Scan the material and copy every line in which "background" appears.

** BEGIN RAW DATA **

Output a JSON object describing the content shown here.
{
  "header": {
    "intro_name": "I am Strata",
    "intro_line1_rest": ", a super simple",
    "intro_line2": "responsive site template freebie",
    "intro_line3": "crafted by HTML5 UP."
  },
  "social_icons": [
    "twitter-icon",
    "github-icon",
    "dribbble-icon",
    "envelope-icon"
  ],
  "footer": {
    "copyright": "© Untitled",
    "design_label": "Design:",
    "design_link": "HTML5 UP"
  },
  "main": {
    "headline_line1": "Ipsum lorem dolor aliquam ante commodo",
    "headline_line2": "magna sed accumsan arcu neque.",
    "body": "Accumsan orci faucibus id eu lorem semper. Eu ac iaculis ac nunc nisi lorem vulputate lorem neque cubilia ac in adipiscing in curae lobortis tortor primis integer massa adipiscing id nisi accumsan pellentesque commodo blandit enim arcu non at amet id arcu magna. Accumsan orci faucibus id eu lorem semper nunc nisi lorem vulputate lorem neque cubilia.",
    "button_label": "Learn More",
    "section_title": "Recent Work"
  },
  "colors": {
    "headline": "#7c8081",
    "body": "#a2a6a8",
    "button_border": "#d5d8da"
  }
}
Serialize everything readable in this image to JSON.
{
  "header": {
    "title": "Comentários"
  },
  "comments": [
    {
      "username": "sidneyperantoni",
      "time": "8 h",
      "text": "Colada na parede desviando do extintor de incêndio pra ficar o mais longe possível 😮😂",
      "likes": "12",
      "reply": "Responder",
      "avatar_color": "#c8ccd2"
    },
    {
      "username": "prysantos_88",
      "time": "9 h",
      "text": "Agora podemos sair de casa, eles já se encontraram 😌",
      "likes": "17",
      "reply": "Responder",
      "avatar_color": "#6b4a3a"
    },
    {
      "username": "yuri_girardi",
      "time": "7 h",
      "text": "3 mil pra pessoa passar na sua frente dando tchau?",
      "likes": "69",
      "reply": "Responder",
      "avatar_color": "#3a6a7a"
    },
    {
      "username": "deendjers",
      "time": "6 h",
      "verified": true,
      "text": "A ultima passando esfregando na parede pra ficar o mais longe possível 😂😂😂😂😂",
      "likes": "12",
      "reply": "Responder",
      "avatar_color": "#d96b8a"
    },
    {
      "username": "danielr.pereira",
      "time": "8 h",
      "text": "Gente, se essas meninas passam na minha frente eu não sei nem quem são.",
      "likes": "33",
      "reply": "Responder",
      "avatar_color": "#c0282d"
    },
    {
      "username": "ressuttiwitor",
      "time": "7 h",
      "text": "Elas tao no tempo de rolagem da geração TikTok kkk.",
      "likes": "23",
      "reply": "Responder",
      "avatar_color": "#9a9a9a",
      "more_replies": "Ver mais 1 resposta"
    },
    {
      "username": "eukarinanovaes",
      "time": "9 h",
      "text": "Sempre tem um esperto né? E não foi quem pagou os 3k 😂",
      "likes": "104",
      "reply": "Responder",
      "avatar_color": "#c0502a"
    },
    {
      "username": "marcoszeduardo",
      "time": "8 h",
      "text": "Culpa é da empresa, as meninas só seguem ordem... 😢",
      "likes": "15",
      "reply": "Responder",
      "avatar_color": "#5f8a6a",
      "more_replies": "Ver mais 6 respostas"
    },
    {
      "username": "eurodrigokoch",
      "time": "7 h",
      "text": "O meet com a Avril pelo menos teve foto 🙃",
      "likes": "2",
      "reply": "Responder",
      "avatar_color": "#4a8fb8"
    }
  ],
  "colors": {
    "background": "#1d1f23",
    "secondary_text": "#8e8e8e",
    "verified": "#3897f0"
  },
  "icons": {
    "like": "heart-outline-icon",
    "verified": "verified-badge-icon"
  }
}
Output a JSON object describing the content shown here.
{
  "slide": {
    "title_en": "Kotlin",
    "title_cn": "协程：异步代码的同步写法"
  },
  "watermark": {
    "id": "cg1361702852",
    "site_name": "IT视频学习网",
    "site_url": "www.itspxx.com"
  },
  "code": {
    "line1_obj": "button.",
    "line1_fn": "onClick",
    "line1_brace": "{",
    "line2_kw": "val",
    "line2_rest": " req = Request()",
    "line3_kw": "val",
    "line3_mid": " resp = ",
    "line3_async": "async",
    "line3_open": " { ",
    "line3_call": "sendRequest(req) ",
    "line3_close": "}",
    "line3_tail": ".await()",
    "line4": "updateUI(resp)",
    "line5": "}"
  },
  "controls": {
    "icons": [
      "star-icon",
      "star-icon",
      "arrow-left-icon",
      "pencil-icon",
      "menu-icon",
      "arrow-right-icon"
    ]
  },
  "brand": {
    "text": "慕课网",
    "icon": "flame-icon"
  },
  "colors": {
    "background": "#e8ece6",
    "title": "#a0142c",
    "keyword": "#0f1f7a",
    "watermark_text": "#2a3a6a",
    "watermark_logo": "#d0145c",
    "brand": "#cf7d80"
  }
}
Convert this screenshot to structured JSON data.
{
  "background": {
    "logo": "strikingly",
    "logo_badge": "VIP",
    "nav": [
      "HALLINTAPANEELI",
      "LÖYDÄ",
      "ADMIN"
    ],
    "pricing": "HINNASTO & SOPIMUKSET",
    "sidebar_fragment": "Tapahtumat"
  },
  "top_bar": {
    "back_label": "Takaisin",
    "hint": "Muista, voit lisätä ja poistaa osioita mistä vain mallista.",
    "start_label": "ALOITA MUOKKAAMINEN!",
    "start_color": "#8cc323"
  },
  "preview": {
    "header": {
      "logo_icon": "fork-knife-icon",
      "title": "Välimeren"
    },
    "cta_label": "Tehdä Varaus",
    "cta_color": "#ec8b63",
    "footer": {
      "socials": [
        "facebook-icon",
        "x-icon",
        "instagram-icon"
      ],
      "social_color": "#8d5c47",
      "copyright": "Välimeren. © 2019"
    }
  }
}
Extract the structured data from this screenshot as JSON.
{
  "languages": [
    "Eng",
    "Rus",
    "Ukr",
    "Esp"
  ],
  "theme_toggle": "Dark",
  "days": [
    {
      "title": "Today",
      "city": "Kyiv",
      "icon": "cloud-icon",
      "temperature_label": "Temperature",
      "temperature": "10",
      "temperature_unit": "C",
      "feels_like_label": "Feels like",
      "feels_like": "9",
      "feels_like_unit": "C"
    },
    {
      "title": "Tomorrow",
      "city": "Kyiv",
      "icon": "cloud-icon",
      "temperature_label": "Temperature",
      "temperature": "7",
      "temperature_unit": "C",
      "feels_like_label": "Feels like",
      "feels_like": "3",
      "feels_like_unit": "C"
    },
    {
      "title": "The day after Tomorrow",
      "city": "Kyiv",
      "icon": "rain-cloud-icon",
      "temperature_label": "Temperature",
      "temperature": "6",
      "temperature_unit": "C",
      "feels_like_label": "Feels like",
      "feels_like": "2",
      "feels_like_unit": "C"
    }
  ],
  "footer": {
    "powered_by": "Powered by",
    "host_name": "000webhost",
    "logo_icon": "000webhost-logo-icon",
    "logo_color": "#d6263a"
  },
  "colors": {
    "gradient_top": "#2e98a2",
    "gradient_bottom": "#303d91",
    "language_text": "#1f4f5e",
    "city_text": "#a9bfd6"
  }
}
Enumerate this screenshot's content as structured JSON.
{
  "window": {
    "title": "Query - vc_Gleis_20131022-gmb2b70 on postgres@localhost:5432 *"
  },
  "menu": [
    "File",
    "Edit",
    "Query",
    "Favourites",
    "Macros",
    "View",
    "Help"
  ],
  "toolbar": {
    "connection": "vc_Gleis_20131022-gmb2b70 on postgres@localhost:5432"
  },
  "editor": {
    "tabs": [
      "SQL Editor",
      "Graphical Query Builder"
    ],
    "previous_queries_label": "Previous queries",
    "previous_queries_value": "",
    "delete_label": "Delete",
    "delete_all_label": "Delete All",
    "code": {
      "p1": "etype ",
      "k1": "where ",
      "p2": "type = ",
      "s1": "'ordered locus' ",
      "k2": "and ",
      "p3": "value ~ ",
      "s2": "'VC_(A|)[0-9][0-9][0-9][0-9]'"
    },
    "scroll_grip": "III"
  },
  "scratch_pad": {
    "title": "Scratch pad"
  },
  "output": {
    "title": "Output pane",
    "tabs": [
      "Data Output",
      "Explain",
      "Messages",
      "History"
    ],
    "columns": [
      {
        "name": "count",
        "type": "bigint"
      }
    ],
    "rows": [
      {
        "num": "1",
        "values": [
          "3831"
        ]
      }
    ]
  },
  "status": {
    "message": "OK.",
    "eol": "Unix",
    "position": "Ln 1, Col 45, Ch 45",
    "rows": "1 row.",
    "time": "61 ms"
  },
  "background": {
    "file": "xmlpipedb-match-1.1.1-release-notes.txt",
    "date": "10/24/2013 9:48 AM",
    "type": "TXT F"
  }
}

** END RAW DATA **

EXERCISE OUTPUT:
    "background": "#1d1f23",
    "background": "#e8ece6",
  "background": {
  "background": {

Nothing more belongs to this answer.